Task prompt:
Extract all lines in the data that contain the word "type".

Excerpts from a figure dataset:
## Begin
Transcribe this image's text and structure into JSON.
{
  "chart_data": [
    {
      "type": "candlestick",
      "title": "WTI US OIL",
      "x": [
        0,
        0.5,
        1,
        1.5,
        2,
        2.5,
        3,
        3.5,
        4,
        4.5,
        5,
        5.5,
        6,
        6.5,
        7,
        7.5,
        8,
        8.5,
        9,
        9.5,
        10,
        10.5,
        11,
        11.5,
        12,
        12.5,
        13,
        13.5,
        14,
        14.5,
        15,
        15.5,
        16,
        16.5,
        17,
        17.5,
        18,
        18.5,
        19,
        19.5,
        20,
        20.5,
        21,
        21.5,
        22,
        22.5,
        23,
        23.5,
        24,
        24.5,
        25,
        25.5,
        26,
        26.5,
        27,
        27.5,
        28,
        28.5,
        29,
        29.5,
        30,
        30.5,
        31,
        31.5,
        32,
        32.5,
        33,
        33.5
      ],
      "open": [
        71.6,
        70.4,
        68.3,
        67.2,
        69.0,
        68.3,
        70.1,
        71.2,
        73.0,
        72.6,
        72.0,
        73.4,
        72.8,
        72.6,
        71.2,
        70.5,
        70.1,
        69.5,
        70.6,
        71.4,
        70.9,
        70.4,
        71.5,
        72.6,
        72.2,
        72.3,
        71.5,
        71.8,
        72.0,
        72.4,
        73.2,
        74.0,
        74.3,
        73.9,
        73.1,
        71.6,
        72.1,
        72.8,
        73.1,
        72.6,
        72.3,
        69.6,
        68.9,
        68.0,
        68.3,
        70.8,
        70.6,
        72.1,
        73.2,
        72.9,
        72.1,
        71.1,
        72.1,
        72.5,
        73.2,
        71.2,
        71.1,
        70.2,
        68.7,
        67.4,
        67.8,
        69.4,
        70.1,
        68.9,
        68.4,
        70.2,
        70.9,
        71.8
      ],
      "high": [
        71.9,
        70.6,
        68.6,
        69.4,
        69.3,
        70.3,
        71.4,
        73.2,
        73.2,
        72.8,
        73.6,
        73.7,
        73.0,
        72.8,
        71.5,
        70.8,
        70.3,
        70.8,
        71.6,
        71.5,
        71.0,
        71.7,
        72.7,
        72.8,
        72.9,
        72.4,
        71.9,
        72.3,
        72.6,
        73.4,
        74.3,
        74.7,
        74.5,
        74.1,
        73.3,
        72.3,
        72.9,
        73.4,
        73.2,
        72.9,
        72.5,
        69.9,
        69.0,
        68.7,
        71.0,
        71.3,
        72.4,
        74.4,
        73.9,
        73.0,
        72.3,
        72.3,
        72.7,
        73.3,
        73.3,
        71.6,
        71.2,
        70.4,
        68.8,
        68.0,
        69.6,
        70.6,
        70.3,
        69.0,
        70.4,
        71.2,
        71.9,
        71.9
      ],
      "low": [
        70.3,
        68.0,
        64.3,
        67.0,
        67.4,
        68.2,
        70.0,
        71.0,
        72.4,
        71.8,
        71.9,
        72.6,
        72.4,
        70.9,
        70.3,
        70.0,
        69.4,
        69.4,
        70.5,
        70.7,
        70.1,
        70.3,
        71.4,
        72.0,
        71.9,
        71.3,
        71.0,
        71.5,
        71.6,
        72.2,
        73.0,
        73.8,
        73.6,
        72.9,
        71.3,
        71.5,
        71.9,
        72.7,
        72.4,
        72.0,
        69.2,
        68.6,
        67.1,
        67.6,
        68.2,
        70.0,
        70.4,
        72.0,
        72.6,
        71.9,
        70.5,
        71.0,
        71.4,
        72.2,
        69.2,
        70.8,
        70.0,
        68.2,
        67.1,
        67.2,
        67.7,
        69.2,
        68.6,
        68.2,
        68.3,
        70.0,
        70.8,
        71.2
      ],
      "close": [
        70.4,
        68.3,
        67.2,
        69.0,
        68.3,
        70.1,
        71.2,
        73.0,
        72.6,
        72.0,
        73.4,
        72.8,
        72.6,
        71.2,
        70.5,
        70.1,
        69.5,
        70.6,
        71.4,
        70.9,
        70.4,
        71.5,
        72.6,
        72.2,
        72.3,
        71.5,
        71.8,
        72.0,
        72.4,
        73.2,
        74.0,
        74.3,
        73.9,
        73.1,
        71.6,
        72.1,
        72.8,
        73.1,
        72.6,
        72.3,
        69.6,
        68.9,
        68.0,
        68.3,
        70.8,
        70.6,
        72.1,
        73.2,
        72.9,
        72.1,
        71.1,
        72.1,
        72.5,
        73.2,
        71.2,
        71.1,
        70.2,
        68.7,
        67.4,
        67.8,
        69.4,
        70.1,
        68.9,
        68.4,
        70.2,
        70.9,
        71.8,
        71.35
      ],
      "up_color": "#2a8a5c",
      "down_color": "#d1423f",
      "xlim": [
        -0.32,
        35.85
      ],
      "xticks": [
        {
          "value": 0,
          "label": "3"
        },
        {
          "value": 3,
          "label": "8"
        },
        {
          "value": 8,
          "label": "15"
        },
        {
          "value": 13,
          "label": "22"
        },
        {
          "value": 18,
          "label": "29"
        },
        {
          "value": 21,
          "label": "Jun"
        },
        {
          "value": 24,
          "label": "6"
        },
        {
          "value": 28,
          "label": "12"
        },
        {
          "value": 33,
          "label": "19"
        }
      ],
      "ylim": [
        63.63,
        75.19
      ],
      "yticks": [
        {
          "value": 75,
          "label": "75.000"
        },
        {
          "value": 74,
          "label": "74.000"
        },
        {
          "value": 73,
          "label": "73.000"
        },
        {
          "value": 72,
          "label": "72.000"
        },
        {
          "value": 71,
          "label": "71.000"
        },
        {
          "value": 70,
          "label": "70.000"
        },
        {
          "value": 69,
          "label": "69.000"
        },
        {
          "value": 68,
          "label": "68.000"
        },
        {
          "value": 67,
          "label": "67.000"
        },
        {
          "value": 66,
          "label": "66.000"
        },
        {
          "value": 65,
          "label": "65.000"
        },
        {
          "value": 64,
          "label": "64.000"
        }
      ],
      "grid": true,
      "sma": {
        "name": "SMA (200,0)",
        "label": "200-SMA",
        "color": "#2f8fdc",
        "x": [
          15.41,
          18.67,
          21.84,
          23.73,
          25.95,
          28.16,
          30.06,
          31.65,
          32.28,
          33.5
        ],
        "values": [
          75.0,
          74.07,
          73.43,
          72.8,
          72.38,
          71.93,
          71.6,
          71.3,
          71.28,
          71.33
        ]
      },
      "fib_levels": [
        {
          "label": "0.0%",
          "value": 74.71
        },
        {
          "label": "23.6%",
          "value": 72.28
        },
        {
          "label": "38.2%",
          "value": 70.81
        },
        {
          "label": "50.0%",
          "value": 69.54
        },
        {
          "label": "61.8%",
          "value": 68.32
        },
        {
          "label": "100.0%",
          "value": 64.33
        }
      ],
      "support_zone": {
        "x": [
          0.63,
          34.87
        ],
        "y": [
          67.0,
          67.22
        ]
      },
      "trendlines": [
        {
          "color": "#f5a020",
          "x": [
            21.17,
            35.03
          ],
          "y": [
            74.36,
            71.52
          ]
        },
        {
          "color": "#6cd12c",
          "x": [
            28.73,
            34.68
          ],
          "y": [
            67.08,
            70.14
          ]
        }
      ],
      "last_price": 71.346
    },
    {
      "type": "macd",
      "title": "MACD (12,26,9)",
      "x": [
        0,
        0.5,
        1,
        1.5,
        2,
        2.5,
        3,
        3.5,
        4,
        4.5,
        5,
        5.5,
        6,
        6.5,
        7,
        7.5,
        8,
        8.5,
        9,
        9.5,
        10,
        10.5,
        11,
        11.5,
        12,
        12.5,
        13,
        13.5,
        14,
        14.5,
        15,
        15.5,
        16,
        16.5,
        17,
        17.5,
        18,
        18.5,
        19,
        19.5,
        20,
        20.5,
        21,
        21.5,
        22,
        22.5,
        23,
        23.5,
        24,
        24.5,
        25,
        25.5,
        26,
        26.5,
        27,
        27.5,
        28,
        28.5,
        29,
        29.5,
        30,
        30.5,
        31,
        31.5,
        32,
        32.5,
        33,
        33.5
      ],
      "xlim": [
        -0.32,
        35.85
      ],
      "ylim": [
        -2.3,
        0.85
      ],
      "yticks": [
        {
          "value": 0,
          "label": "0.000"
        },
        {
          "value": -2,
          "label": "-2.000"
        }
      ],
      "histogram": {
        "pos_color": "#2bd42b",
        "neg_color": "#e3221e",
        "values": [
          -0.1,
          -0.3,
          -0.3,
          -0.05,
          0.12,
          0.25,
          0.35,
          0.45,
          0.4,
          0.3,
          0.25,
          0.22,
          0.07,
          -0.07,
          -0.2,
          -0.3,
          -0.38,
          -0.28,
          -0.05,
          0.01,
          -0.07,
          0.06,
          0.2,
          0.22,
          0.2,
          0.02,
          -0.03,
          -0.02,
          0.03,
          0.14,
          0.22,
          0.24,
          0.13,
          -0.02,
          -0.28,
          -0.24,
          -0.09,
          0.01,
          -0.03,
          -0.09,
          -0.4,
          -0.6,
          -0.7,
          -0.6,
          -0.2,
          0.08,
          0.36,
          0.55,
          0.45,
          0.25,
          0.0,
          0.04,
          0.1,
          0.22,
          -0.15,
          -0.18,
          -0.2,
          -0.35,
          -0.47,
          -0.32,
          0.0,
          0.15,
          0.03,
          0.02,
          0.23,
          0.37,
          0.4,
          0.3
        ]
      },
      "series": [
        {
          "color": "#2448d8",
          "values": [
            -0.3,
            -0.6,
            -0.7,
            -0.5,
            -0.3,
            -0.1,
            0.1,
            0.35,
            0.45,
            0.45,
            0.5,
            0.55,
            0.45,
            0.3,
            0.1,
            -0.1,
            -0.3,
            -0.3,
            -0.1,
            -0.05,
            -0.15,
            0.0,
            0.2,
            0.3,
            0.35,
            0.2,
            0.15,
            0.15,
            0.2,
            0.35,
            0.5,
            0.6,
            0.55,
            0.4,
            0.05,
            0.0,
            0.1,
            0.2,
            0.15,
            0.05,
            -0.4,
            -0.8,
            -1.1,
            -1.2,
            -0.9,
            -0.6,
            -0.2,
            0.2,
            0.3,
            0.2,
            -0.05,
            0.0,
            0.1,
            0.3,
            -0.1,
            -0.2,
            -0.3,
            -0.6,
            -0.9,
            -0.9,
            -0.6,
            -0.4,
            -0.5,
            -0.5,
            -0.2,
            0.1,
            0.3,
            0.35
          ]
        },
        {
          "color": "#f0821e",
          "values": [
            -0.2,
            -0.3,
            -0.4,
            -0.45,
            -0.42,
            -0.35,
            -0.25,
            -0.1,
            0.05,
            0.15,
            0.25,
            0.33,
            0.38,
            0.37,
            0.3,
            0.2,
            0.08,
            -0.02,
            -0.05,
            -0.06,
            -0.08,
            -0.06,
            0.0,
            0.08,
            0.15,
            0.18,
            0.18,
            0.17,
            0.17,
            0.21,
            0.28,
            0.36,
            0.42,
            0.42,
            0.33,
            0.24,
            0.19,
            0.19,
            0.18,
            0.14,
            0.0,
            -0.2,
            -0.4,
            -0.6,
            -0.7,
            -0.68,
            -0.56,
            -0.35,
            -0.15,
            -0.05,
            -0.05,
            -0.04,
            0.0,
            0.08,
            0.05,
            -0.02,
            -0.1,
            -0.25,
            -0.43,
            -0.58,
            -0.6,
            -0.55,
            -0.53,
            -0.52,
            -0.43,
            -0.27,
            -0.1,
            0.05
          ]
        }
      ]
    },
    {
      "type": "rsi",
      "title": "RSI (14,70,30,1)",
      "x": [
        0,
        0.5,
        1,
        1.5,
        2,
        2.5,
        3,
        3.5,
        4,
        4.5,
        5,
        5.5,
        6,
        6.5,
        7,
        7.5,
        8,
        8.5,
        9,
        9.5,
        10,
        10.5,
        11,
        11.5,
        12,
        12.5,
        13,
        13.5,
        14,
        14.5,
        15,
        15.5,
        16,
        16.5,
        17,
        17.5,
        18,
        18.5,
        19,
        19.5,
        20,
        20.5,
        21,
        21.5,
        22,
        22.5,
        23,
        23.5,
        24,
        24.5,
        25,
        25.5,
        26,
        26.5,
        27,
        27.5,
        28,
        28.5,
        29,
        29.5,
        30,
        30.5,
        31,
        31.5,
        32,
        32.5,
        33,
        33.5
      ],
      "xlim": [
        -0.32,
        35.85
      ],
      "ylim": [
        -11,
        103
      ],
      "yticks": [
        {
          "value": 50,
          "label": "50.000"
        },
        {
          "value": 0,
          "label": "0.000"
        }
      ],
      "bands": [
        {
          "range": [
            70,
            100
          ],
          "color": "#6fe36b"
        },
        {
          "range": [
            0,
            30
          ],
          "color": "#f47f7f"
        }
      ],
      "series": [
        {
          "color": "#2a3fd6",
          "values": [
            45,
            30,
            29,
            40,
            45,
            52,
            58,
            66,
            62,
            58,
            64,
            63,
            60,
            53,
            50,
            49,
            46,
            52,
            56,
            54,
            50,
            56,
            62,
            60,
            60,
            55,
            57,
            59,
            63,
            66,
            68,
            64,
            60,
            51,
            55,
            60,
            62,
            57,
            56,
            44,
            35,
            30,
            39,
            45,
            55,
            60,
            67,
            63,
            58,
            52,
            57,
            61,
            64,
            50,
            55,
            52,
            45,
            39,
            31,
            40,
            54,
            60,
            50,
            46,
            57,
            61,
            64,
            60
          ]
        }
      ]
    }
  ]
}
## End
Solution for this exercise:
      "type": "candlestick",
      "type": "macd",
      "type": "rsi",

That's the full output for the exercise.